====== Records for this task ======

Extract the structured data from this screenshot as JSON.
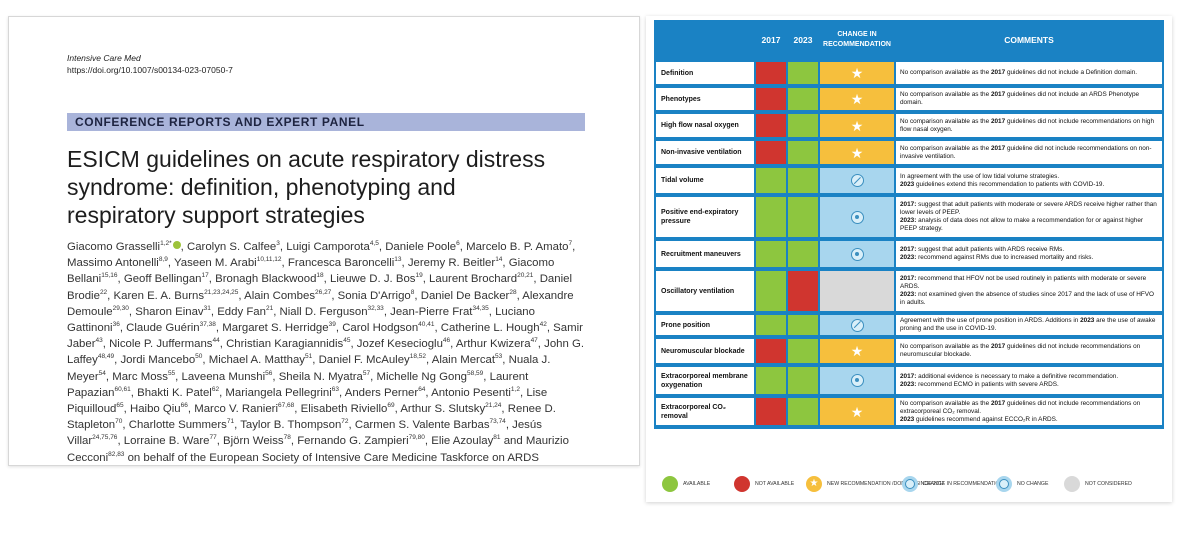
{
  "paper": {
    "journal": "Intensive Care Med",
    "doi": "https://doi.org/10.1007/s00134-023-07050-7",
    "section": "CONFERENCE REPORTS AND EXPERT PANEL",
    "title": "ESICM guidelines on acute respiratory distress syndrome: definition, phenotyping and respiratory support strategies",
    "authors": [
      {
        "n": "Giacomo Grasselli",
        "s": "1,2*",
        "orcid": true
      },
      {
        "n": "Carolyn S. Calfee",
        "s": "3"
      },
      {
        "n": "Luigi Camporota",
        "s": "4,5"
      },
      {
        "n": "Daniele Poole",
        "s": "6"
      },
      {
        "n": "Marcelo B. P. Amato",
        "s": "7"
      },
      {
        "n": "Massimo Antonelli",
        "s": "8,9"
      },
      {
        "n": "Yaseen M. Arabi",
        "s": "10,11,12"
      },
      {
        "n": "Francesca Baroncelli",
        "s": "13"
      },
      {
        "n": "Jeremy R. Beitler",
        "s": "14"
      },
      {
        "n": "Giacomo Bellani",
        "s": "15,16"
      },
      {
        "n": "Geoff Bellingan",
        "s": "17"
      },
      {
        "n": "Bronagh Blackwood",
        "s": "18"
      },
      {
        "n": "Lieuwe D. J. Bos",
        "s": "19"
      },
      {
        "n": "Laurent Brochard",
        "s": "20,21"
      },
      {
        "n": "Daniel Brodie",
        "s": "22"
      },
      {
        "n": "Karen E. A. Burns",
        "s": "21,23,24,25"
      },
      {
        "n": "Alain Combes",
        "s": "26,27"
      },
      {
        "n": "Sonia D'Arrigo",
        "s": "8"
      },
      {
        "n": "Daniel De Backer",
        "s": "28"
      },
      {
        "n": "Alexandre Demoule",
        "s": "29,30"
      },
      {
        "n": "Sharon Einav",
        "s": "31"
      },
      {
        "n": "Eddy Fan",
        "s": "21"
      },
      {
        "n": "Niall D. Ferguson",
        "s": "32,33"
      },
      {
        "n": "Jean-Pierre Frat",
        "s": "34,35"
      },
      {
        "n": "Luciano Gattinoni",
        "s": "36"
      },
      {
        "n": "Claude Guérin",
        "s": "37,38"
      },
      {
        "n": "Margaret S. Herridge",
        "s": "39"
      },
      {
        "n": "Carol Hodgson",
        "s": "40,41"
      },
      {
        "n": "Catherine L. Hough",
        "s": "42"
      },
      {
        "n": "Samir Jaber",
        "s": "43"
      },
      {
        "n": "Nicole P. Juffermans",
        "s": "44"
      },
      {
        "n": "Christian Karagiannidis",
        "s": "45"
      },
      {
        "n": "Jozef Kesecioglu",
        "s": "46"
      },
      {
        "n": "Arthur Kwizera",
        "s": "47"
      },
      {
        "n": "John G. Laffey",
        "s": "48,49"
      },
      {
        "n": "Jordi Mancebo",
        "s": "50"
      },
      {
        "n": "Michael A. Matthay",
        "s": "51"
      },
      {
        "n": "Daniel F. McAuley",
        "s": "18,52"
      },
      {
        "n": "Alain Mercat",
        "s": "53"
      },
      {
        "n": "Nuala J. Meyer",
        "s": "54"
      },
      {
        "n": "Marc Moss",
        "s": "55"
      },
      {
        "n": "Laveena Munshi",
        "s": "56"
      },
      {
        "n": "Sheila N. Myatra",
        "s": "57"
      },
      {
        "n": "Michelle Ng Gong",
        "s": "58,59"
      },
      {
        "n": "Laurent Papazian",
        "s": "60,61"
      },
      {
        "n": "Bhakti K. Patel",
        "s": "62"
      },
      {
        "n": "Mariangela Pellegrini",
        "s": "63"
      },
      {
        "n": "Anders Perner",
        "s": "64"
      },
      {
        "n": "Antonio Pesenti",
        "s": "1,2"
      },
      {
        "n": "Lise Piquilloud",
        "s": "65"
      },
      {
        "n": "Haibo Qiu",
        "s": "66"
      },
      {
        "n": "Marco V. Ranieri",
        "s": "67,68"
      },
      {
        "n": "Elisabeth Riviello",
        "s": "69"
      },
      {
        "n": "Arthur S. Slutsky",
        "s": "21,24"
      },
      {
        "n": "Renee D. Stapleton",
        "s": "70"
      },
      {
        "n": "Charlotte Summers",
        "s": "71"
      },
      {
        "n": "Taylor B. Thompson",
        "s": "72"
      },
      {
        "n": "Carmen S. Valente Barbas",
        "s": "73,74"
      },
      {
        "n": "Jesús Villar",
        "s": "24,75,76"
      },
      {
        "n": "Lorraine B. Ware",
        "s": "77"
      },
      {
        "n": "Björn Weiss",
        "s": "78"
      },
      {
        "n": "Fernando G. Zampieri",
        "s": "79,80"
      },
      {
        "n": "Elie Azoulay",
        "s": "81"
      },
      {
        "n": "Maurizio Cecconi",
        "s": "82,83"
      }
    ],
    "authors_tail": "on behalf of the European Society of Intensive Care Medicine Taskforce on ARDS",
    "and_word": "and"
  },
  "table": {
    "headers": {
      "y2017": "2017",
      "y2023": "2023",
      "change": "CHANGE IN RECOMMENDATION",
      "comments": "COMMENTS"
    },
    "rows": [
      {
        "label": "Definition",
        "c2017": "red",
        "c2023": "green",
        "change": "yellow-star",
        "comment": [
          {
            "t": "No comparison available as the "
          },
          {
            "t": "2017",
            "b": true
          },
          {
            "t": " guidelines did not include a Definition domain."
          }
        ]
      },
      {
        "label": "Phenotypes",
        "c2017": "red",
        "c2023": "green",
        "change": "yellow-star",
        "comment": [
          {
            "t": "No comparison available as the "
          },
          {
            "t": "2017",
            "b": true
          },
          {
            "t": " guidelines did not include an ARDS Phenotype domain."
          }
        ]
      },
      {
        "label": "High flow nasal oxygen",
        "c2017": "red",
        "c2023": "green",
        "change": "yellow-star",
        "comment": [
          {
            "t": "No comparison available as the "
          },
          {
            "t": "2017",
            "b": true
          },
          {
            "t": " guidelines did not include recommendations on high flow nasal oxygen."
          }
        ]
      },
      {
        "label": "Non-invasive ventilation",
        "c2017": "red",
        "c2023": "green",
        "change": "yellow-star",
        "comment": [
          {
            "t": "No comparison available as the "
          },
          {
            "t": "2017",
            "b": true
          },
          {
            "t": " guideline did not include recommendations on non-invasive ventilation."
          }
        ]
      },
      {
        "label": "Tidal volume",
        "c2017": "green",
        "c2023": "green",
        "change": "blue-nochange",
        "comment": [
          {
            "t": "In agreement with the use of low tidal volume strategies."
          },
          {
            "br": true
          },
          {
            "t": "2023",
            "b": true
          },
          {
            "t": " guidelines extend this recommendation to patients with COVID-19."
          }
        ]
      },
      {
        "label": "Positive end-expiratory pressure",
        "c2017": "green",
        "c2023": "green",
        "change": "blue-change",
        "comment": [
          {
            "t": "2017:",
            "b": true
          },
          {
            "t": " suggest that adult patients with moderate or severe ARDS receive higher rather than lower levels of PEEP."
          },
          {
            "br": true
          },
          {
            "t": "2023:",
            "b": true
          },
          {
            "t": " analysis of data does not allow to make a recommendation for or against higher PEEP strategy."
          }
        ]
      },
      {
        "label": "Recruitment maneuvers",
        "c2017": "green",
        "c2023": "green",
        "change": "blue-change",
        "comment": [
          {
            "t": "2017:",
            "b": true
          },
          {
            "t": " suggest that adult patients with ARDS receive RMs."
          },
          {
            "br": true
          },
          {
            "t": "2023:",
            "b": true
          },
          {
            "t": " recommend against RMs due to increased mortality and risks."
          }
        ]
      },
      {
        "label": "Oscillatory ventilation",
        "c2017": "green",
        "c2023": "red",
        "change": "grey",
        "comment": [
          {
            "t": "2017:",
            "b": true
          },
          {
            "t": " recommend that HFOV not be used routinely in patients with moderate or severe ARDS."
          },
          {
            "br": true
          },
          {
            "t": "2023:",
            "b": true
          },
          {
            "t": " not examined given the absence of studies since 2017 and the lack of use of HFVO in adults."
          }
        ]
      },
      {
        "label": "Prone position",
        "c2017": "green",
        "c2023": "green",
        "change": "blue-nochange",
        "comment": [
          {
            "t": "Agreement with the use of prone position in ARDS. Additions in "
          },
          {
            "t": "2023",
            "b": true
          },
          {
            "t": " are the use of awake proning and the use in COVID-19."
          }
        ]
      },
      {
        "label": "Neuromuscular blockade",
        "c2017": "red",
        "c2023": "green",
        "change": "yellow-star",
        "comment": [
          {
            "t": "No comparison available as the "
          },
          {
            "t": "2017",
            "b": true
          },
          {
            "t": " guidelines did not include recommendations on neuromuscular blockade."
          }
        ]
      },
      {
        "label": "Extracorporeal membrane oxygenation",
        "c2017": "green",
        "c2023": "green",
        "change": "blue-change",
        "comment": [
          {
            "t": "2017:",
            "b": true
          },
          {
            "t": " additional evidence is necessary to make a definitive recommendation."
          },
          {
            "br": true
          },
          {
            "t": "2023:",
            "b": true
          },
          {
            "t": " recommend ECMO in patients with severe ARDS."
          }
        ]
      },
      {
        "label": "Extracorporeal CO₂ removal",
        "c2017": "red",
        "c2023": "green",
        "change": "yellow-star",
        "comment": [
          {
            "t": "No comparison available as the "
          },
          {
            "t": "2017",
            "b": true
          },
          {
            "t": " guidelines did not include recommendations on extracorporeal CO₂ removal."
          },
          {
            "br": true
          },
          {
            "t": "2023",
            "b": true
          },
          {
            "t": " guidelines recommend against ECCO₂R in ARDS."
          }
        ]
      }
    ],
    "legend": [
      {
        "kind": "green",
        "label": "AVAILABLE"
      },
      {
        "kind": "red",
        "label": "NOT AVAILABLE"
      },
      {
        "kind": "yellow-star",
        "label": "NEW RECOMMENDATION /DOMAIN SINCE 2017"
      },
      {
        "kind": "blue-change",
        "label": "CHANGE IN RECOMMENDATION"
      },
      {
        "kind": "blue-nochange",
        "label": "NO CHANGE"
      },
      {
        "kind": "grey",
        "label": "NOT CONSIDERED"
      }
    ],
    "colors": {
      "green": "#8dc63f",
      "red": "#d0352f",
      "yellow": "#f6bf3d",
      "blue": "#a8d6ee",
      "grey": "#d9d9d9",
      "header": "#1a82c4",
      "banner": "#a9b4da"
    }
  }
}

======
====== Records for this task ======

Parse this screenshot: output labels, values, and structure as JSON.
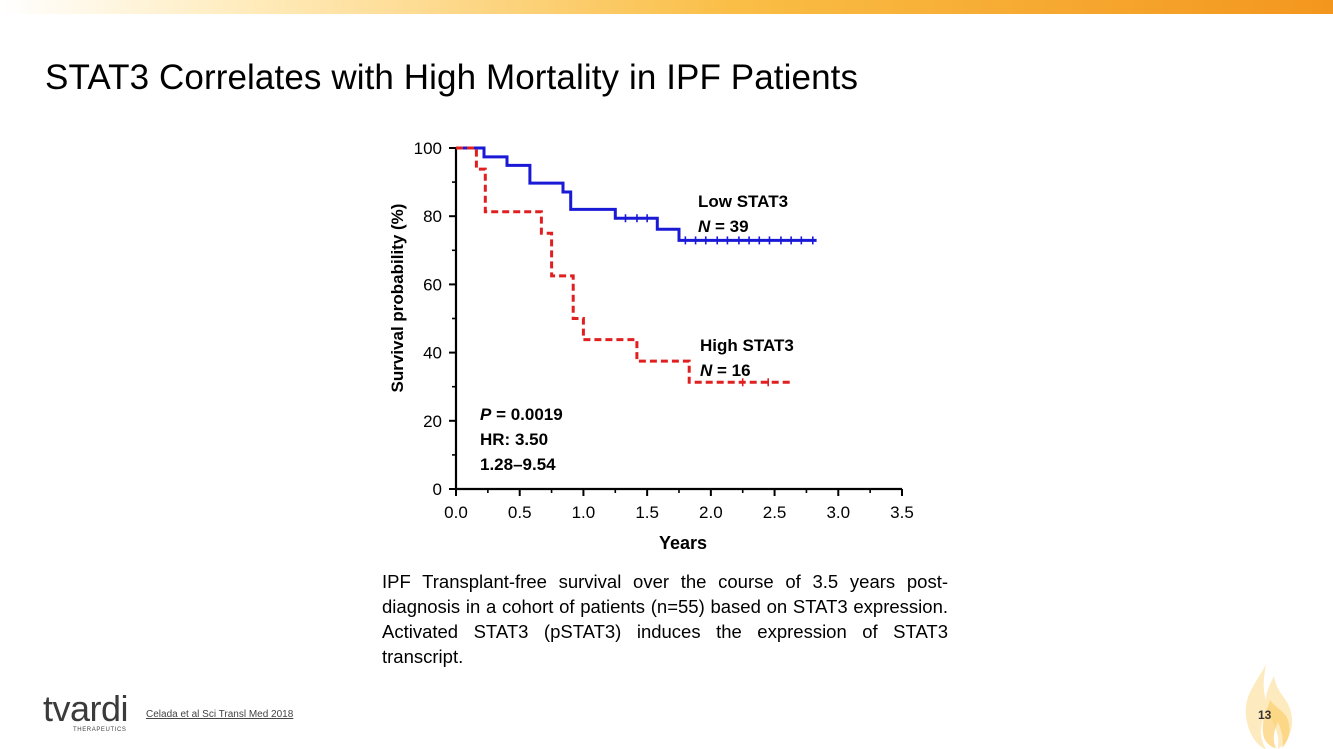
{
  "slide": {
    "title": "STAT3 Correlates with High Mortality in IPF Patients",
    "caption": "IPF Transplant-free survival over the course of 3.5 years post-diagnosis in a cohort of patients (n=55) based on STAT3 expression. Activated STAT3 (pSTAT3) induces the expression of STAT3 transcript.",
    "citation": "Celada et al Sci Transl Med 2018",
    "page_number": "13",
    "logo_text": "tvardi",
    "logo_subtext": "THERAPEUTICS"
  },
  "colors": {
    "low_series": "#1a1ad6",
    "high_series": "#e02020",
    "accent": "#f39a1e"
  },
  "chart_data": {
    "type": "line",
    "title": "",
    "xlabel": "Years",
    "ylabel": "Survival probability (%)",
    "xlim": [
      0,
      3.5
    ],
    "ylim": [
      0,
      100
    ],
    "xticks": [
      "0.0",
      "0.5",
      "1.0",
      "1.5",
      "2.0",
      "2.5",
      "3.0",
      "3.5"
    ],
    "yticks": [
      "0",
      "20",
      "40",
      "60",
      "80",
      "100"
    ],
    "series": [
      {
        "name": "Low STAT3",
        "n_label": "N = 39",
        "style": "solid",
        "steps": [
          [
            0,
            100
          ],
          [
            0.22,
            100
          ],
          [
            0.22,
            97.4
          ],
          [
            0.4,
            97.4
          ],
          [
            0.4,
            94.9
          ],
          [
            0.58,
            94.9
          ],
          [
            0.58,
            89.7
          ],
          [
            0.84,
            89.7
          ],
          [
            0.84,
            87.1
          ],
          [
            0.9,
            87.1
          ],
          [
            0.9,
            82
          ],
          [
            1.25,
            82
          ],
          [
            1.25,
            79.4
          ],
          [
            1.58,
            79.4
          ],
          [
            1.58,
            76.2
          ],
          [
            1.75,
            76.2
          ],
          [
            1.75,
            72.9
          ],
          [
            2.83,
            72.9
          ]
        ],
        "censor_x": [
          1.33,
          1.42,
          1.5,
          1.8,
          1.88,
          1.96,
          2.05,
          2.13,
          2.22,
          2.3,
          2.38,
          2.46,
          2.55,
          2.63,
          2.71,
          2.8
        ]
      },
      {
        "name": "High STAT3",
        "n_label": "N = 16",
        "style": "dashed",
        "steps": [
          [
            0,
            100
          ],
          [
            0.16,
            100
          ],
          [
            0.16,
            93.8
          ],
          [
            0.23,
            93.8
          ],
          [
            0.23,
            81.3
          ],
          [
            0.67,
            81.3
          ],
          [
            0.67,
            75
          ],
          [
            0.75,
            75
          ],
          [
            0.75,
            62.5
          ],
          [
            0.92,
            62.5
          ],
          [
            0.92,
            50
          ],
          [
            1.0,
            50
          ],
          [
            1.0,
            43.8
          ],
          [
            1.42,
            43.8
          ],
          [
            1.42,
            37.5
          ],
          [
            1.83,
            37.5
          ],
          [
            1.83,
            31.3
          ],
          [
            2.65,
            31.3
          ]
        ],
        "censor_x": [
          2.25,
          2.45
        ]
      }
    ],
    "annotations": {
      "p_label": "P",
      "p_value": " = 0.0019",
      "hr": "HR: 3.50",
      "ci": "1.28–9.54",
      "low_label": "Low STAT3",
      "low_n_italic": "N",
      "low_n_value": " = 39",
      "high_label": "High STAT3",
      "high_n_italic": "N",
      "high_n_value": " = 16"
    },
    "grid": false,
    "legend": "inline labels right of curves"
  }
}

======

» Task statement
Wherever the word "moderate" appears in the records above, copy that line.

» Task result
            "t": " suggest that adult patients with moderate or severe ARDS receive higher rather than lower levels of PEEP."
            "t": " recommend that HFOV not be used routinely in patients with moderate or severe ARDS."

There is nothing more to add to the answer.